# Text passage
◇ ◇ ◇ ◇
Minnesota’s 2020 Law Graduates Leaders in Resilience and Compassion

The COVID-19 outbreak has challenged all lawyers to find new ways to serve clients and solve unprecedented problems. Among the lawyers who joined in this call-to-action are the 2020 graduates of Minnesota’s law schools. Without skipping a beat, this group of new lawyers put their advocacy skills to work by building community support programs and fighting for equitable and safe solutions to the problems brought on by the COVID-19 crisis. This article showcases the ways that Minnesota’s newest cohort of lawyers embraced their roles as legal leaders during the outset of the pandemic.

Supporting the Law Student Community
Mutual Aid for Students
Student efforts to ensure access to necessities were in the works the moment that Governor Walz announced Minnesota’s Stay-at-Home Order in March 2020. With the leadership of 2020 graduate Emily Franco, the University of Minnesota Law School (UMN Law) created a mutual aid group for fellow students. This provided a space for students to offer and ask for assistance in light of the Stay-at-Home Order. For example, students picked up essential items for those without access to private transportation, distributed grocery-store gift cards to those with financial challenges, and phoned those who were sheltering in place alone to check on their well-being.

The law school community’s willingness to support each other was paramount to maintaining student wellness. The University of Minnesota reported in 2018 that more than one in six students fear running out of food before they have enough money to purchase more.(1) With the sudden closure of all on-campus activities on March 17, 2020, and Governor Walz’s Stay-at-Home Order commencing shortly after, this fear became a reality for many law students who lost their part-time income or access to public transportation. The student community’s efforts to support their peers offered a necessary lifeline to these individuals.

Connectedness Kept Law Students Engaged
The connected culture at St. Thomas Law was a shining guidepost for its students as they navigated the COVID-19 crisis. Despite the move to online instruction, student leaders at St. Thomas Law maintained the institution’s collaborative ethos by promoting virtual connection opportunities. Through these efforts, students engaged in at-home baking competitions, virtual happy hours with their professors, and legal-themed movie nights. For St. Thomas Law’s 3Ls, the students put together a virtual memory board filled with photographs of the various activities and accomplishments that had occurred during their time as students.
◇ ◇ ◇ ◇
# Data shown
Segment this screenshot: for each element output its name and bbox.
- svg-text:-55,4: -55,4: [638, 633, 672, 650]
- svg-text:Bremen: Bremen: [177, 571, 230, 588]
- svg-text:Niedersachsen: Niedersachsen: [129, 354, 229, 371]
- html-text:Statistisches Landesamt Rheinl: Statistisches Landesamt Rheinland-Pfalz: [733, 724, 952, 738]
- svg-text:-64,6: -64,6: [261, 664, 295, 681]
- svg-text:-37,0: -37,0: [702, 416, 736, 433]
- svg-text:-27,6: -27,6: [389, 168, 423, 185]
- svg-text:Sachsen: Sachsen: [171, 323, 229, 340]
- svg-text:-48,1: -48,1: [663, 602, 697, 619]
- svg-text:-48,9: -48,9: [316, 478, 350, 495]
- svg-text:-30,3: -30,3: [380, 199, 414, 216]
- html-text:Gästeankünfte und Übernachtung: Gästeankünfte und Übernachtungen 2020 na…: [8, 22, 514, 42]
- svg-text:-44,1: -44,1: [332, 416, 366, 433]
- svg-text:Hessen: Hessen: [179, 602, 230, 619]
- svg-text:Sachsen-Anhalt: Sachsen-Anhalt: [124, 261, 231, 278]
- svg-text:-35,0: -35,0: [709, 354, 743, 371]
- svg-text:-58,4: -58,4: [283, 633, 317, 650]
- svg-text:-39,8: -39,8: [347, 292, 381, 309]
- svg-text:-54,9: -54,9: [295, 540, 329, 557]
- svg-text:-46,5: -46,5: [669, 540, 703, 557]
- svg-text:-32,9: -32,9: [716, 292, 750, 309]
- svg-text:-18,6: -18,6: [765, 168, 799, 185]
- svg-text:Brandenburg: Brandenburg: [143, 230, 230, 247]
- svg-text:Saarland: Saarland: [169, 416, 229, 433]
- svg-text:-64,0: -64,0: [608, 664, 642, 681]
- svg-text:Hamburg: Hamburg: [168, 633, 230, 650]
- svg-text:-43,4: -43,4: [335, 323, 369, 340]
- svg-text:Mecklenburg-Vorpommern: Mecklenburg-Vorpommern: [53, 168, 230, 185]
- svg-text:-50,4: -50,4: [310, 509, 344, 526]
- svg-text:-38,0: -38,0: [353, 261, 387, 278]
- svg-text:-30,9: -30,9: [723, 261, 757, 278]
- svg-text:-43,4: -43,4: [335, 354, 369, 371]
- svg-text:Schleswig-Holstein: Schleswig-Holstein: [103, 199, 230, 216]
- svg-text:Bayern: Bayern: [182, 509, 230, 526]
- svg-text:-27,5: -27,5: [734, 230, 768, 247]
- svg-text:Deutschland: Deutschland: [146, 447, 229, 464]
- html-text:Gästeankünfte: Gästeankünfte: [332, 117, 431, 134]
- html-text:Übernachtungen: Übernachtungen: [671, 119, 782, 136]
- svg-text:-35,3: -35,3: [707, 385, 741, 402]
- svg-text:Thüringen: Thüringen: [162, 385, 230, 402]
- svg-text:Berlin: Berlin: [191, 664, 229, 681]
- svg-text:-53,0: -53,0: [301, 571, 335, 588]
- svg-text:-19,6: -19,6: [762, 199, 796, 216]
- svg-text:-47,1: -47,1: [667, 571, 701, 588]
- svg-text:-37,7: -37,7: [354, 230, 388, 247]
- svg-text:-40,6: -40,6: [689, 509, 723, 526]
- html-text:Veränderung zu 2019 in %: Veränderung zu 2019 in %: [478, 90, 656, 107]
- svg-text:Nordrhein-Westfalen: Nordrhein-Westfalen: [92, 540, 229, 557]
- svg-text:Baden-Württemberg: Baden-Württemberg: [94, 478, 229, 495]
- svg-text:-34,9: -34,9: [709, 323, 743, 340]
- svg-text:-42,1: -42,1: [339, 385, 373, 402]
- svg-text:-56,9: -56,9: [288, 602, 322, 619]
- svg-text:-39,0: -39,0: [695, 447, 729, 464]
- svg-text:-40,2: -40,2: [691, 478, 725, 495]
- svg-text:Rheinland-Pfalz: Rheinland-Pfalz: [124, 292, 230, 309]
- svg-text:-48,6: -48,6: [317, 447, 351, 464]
◇ ◇ ◇ ◇
# What you need to do
**A)** In the article on Minnesota's 2020 law graduates, on what date were all on-campus activities closed?
**B)** Name each form of help the mutual aid group at the University of Minnesota Law School gave students, as listed in the article on Minnesota's 2020 law graduates.
**C)** Continue the article on Minnesota's 2020 law graduates from its last sentence.

# Answers by item number
**A)** March 17, 2020

**B)**
- Picking up essential items for those without access to private transportation
- Distributing grocery-store gift cards to those with financial challenges
- Phoning those who were sheltering in place alone to check on their well-being

**C)**
Mitchell Hamline School of Law’s students similarly kept colleagues engaged by organizing daily health and wellness activities that promoted connection within and beyond the law student community. For instance, the student body organized a letter-writing campaign to thank first-responders for their work on the front lines of the COVID-19 crisis. These initiatives helped students maintain a connection to Mitchell Hamline and the surrounding communities despite their physical separation.

While such efforts may appear at first glance to be inconsequential, these actions espouse the relationship-driven and teamwork-oriented qualities of student bodies at Minnesota’s law schools. By putting these skills to work, student leaders ensured that the shift to remote-learning did not interrupt collaborative skill-building and, in fact, helped prepare students for future remote-work scenarios.

Supporting the Surrounding Communities
The 2020 law graduates also worked hard to support communities beyond the law schools. One student who made a significant impact on her community was 2020 UMN Law graduate Rebecca Hare, who led a tenant advocacy effort for individuals who were at risk of eviction. Most notably, Hare drafted a letter that tenants were able to adapt for their own use to request leniency from landlords for rent payments, rent increases, and so on.(2)

The impact of Hare’s efforts reverberated much further than she had expected. HomeLine, a nonprofit Minnesota tenant advocacy organization, shared Hare’s tenant advocacy letter on its own webpage for tenants across Minnesota to access. Further, after assisting her own living community, Hare’s neighbors stepped up to help one another. One neighbor felt empowered to purchase essential living items for those in the community who needed but could not afford them.

The rippling effect of Hare’s efforts shows the significant leadership role that even Minnesota’s newest lawyers play in their communities. By using our skills to help people maneuver through thorny legal issues, those individuals are then freed to use their own special skill set to give back. As we all continue to move through this murky time, we can take bigger strides knowing that when we use our role as legal leaders to clear the way for someone else, that individual may then be empowered to do the same.

Advocating for Academic Equity
The graduating class at UMN Law also took a strong stance in favor of equity over prestige during the spring of 2020. Beginning in mid-March, several of the nation’s top law schools announced pass/fail grading systems based on the multitude of new and unequally distributed challenges that COVID-19 created for students and professors.(3) Students at UMN Law quickly jumped into the grading system debate, sharing their opinions regarding the propriety of an alternative grading system with one another and their professors.

On March 18, Michael Pettet and Corey Nevers—two 2020 UMN Law graduates—initiated a petition requesting that UMN Law adopt a pass/fail grading standard. This petition emphasized the fact that maintaining an A–F grading criterion during the spring semester would inherently grade how well students fared during the onset of a global crisis rather than their academic abilities.(4) The petition received overwhelming support, with over 300 signatures.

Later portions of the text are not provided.